### [WHAT YOU NEED TO DO]
Take each line that has the word "JSON" and return it.

### [PROVIDED RECORDS]
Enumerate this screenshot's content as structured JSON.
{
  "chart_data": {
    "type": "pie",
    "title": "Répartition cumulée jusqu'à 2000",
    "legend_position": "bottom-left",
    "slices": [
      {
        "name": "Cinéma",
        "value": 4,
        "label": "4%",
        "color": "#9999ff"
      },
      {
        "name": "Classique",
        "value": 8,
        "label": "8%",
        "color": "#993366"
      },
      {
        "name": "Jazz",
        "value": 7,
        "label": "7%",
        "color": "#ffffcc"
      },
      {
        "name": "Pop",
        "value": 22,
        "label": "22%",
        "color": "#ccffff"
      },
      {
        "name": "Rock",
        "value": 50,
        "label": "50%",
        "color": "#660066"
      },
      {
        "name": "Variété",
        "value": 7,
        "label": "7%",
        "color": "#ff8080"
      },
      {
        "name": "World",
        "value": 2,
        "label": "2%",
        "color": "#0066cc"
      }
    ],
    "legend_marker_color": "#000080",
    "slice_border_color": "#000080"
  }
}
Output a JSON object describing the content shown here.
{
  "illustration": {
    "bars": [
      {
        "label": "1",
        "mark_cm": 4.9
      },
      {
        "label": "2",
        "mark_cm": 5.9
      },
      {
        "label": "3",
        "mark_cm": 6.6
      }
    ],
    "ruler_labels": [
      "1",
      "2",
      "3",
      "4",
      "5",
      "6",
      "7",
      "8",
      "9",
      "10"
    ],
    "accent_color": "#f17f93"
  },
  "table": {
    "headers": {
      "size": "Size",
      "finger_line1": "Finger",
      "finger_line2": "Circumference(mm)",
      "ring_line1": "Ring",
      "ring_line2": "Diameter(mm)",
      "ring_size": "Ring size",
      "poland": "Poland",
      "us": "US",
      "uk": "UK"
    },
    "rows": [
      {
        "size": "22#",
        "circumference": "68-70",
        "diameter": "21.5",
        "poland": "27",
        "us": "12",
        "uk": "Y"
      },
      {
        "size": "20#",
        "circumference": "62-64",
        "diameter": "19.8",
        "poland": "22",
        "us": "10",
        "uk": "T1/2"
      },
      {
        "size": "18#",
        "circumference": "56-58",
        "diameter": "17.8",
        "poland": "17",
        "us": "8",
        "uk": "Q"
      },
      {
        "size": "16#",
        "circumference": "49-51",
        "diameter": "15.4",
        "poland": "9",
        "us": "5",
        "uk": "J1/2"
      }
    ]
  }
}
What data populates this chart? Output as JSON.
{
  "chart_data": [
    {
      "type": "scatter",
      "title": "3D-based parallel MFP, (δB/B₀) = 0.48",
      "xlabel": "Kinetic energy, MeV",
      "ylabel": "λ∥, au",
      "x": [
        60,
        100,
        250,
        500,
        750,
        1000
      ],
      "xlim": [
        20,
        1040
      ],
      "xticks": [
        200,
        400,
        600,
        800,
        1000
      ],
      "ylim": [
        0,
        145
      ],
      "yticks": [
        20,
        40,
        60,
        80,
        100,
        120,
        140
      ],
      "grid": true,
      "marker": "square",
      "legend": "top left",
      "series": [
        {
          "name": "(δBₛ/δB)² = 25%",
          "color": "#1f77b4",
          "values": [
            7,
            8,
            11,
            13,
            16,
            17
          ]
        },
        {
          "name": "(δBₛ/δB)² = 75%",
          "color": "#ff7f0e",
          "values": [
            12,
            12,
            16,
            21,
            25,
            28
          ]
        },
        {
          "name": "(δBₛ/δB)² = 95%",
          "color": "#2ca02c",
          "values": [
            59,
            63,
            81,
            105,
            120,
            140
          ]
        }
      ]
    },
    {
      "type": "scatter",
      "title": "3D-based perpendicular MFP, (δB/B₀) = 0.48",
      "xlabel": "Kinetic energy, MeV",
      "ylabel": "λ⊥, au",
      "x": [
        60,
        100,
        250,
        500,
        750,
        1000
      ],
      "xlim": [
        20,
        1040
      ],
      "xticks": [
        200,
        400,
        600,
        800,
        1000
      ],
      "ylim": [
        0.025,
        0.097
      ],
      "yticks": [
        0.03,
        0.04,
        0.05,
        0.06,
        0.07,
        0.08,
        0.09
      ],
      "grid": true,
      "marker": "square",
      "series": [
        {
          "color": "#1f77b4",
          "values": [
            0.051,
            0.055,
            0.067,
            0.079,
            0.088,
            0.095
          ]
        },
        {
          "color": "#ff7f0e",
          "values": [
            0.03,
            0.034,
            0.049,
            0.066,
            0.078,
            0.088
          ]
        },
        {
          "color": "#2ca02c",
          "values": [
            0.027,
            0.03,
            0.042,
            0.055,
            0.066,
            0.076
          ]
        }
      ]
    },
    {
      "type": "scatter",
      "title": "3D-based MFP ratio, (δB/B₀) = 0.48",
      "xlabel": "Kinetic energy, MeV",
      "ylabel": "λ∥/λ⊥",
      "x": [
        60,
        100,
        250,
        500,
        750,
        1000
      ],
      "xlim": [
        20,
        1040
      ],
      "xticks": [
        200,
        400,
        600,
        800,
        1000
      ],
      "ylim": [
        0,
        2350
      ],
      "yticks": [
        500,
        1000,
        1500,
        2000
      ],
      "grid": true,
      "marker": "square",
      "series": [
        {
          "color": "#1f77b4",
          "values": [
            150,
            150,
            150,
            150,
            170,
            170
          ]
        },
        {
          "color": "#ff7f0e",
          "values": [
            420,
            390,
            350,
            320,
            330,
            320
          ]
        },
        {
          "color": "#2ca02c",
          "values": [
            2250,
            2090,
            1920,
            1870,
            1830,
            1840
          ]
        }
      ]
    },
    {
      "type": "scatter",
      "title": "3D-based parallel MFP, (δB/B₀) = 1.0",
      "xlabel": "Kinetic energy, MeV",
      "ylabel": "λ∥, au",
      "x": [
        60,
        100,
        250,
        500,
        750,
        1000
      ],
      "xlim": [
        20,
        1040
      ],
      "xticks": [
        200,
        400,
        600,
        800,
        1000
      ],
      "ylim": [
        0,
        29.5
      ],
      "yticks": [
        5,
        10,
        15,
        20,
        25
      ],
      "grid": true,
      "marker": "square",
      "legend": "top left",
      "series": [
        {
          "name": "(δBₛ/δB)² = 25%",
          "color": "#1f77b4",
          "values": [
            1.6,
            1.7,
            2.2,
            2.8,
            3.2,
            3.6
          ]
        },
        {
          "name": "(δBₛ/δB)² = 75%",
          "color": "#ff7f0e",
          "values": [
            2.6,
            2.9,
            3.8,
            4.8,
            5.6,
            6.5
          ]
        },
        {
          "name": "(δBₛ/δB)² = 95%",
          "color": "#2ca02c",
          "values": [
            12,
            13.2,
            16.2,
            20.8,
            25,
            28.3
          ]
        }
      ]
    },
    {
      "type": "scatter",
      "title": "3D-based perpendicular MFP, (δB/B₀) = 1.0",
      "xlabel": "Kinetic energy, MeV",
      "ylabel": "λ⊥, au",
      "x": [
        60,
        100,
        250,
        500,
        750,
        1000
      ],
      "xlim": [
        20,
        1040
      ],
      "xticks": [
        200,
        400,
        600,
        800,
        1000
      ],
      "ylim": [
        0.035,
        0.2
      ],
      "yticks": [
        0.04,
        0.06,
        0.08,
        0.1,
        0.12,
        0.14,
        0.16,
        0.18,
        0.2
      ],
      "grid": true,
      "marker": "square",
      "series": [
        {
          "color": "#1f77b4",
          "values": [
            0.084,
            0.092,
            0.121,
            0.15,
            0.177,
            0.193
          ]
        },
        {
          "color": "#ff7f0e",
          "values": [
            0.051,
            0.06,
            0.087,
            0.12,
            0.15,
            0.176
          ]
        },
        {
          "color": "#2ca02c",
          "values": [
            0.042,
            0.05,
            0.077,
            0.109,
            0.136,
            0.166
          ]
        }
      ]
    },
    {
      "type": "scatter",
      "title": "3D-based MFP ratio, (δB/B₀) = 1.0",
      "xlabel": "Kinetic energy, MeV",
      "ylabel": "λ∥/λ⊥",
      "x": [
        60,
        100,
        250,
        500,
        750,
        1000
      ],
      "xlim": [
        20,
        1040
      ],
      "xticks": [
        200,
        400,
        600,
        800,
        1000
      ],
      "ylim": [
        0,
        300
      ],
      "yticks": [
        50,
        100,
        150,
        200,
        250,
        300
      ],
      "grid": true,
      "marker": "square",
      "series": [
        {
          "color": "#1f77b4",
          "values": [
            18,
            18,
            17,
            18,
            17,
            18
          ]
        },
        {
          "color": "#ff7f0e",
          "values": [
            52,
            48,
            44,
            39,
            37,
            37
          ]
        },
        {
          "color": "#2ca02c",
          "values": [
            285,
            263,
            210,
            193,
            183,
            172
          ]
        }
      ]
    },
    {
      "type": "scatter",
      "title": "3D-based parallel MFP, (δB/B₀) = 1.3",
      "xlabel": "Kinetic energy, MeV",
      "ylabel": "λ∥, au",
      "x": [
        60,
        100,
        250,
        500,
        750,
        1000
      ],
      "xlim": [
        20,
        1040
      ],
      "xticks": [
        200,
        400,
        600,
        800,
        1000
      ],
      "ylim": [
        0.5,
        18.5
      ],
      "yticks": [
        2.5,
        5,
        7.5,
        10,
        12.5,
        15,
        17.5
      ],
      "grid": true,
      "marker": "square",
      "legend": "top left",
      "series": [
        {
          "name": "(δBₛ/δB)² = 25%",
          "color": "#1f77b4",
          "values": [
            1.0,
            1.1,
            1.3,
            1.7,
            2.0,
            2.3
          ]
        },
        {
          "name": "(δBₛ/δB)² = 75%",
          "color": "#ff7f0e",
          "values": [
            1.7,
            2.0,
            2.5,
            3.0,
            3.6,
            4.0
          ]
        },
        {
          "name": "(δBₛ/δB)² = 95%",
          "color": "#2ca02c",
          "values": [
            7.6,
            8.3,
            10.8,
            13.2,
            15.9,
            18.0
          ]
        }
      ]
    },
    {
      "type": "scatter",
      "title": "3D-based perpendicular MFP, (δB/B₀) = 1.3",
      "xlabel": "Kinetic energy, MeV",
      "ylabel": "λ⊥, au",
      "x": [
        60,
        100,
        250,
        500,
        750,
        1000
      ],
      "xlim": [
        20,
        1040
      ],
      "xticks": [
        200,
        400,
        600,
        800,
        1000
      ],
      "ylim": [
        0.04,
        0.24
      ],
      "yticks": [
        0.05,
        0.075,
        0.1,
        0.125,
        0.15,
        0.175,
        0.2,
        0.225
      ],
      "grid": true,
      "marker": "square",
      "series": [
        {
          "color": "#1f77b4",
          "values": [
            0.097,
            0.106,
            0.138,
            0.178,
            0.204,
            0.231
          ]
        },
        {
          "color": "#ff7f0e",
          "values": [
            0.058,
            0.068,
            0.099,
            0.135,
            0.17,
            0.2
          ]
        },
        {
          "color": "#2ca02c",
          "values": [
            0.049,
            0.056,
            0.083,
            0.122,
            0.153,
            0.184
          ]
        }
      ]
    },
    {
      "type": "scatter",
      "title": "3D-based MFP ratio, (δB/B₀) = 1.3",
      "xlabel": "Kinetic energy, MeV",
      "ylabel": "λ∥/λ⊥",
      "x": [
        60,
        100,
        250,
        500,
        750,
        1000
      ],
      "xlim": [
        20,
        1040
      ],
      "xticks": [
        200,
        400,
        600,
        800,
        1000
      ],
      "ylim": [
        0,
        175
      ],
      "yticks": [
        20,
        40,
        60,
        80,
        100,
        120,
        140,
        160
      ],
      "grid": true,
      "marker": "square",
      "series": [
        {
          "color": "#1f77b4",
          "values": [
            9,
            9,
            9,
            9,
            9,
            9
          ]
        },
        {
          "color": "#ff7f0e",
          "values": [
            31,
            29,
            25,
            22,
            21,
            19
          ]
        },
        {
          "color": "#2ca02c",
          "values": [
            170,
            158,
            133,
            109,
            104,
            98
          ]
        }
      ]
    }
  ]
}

### [SOLVED PROBLEM]
Enumerate this screenshot's content as structured JSON.
Output a JSON object describing the content shown here.
What data populates this chart? Output as JSON.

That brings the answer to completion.